#### Records supplied ####

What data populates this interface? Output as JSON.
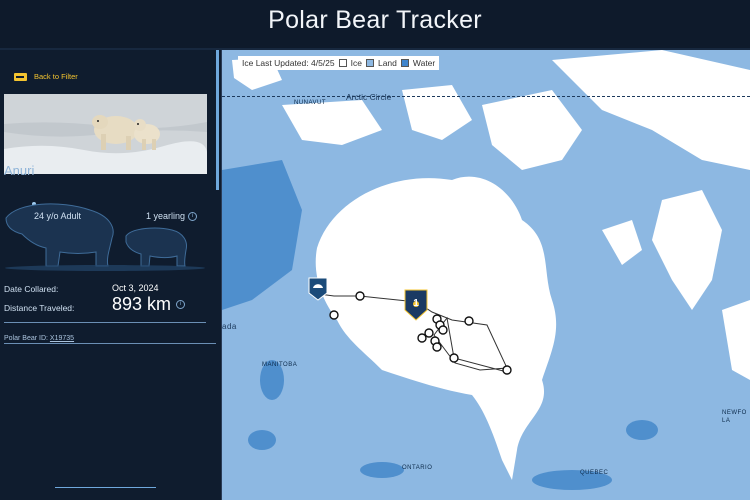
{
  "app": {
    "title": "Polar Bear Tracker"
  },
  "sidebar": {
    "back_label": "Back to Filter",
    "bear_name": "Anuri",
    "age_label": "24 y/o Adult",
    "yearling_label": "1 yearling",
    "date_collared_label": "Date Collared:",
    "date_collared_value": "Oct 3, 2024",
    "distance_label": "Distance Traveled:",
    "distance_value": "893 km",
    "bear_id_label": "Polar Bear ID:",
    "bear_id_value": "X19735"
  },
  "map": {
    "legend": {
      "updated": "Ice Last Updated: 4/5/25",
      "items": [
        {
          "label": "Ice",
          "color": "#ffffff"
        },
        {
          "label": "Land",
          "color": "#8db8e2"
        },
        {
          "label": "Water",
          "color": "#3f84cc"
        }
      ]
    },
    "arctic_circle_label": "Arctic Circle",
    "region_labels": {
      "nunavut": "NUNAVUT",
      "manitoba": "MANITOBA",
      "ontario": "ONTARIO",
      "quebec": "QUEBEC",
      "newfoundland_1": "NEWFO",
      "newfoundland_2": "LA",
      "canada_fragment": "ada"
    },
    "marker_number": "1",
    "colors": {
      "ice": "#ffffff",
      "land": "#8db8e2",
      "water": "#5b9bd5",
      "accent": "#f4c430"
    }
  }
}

####
#### Records supplied ####

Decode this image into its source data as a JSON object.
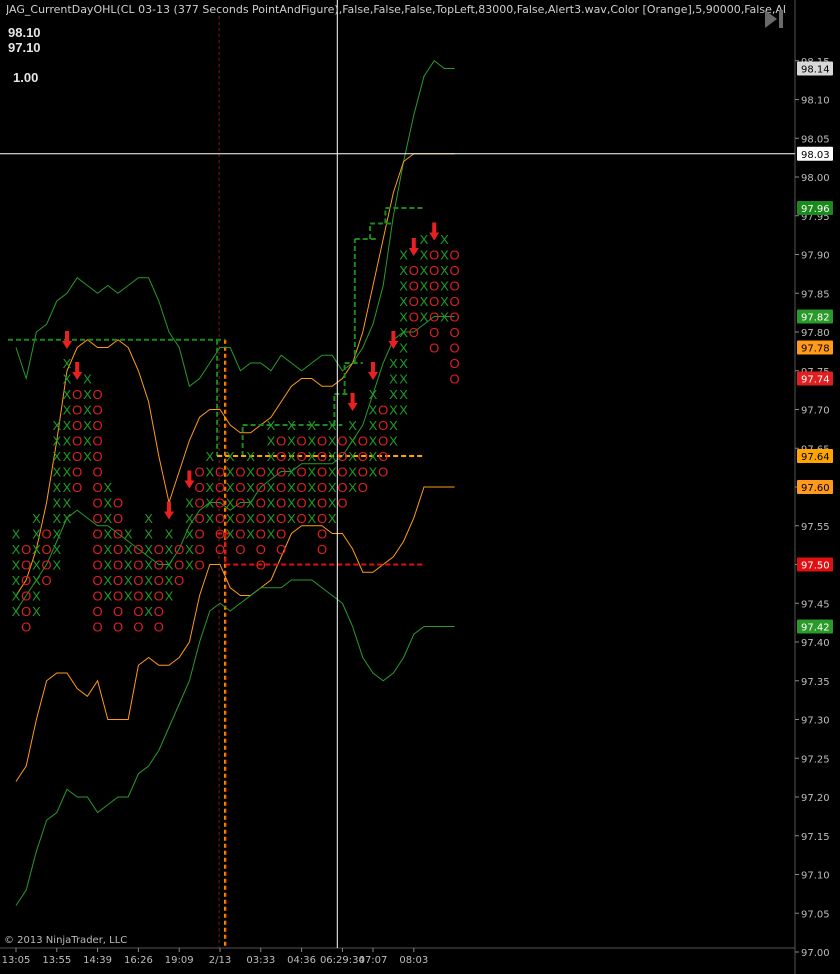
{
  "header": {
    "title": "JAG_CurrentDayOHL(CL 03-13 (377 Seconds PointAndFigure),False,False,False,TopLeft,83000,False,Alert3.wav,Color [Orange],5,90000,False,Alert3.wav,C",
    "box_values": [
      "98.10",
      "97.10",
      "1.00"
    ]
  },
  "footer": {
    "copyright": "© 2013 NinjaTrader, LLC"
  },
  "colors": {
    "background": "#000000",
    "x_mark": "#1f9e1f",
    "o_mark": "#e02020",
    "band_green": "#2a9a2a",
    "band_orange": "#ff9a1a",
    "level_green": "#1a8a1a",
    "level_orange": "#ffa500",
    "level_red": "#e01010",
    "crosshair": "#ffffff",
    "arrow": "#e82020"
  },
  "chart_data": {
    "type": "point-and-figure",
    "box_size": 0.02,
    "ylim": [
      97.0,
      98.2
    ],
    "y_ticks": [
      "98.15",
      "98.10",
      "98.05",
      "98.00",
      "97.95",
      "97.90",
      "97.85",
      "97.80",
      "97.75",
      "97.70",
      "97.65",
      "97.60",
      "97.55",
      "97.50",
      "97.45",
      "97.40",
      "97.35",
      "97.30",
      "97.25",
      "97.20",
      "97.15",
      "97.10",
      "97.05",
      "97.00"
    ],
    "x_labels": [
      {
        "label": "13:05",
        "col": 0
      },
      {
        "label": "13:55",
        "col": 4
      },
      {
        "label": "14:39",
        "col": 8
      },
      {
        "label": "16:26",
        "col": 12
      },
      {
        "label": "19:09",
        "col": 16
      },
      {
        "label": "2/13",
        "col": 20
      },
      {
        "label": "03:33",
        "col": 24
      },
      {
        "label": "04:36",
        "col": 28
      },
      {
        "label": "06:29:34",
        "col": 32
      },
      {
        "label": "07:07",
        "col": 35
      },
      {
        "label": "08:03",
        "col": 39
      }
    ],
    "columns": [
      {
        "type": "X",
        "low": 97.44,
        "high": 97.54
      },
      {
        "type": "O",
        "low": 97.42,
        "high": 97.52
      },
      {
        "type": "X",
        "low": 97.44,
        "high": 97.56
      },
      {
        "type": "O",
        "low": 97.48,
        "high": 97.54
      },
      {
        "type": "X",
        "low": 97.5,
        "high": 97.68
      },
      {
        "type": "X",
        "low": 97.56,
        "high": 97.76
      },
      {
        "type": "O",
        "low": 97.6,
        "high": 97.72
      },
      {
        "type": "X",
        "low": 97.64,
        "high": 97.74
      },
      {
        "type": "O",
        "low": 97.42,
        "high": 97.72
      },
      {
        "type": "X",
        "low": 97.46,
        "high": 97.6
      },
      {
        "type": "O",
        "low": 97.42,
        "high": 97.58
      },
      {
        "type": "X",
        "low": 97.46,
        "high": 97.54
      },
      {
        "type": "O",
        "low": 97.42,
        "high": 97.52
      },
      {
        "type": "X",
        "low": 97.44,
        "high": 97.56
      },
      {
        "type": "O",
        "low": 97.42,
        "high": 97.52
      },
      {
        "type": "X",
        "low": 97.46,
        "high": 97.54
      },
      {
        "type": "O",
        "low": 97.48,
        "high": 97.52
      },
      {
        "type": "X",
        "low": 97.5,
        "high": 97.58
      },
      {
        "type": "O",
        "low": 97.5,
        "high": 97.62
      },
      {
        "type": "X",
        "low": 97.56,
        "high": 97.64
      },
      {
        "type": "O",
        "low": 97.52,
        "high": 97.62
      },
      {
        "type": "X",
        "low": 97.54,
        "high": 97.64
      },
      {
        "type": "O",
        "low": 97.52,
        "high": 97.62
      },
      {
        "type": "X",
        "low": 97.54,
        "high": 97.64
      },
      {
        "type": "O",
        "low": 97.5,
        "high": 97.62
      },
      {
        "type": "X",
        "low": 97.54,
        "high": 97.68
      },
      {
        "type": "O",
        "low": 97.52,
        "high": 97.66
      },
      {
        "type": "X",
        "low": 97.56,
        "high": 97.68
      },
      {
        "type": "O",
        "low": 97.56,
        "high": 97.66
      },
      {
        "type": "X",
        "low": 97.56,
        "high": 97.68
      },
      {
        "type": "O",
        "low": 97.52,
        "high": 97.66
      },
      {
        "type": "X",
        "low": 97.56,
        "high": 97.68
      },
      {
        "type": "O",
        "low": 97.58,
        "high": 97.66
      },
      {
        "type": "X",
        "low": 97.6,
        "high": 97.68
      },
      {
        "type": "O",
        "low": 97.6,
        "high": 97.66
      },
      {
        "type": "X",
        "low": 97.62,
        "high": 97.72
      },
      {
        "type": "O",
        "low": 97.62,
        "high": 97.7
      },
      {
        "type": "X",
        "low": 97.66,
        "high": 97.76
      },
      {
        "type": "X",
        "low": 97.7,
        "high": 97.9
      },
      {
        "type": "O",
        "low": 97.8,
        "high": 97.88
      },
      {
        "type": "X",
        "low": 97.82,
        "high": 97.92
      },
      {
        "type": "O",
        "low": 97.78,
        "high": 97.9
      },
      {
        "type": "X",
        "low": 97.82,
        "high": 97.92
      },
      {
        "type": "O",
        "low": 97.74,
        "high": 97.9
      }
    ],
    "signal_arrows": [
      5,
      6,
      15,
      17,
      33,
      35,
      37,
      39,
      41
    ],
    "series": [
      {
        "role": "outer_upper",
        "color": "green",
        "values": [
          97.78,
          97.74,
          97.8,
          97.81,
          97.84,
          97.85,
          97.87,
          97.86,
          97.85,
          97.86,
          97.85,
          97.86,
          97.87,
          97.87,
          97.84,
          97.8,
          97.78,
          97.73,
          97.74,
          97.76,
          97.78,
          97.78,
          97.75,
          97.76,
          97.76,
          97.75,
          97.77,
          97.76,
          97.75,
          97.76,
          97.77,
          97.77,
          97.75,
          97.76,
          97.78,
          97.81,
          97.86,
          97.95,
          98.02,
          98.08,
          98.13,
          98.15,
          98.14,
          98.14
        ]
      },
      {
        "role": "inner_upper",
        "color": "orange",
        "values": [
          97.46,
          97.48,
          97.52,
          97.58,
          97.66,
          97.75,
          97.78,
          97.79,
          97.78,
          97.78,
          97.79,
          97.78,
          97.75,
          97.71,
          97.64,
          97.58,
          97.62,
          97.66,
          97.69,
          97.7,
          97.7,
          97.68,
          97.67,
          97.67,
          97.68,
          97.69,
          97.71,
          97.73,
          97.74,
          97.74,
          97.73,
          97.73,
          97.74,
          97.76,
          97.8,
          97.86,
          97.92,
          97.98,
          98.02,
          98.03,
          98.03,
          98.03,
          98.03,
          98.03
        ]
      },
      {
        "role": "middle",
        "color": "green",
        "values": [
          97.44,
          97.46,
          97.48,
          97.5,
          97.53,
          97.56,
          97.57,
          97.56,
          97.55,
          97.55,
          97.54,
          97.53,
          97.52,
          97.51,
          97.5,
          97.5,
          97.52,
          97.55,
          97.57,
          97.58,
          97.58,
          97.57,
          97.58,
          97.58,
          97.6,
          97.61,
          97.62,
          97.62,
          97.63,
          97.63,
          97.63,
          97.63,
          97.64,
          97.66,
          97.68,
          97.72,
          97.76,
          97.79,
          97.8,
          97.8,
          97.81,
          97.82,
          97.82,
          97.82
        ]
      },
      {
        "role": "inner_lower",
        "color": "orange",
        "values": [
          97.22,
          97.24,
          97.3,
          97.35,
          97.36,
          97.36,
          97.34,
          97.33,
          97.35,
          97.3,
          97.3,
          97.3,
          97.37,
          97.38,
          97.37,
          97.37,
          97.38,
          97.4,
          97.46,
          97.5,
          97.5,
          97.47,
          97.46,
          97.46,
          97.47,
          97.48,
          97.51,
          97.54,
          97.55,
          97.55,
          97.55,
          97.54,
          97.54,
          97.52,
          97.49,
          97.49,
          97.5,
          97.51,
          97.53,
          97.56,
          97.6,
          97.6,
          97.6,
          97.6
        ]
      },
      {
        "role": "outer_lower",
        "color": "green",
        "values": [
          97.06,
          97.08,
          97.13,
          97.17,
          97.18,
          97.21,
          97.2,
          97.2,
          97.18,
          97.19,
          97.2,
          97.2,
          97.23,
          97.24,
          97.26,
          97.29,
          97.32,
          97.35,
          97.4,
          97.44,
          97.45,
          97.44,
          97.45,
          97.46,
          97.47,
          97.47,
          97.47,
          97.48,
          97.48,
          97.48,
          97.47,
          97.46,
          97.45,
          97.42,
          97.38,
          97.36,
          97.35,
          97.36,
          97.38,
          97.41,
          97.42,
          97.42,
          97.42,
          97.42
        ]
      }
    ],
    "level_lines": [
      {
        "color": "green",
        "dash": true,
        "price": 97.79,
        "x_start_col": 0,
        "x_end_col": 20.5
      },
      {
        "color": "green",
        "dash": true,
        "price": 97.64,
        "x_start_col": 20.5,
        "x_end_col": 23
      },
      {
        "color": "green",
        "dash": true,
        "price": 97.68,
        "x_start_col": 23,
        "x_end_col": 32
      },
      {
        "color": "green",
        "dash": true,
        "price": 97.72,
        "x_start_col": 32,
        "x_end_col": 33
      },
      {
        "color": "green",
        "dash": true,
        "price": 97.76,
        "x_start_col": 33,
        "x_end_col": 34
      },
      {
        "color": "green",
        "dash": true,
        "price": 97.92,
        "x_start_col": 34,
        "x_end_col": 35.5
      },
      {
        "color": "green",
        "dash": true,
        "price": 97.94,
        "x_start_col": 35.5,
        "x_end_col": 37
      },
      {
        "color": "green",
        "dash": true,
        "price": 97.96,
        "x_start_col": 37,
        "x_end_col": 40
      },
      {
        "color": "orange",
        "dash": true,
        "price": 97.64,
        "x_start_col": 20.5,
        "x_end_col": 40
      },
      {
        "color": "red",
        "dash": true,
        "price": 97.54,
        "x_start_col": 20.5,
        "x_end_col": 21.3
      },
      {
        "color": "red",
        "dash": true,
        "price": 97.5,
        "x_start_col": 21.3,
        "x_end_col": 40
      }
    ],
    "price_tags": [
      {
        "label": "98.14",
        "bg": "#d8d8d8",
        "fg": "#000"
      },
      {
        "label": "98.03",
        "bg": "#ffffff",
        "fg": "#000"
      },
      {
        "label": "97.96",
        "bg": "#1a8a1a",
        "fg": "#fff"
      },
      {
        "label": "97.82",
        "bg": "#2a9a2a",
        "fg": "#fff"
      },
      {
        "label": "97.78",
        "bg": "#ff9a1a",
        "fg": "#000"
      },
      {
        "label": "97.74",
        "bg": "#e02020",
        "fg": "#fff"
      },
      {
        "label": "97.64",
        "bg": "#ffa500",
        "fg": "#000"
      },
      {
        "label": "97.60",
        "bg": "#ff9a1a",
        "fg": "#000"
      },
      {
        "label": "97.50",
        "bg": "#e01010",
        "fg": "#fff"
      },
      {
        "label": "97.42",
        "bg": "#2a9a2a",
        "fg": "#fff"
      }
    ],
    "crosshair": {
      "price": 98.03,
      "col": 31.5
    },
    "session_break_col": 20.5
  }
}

####

[Job]:
Gather from the data above every line with the string "Polar".

[Expected answer]:
    "title": "Polar Bear Tracker"
    "bear_id_label": "Polar Bear ID:",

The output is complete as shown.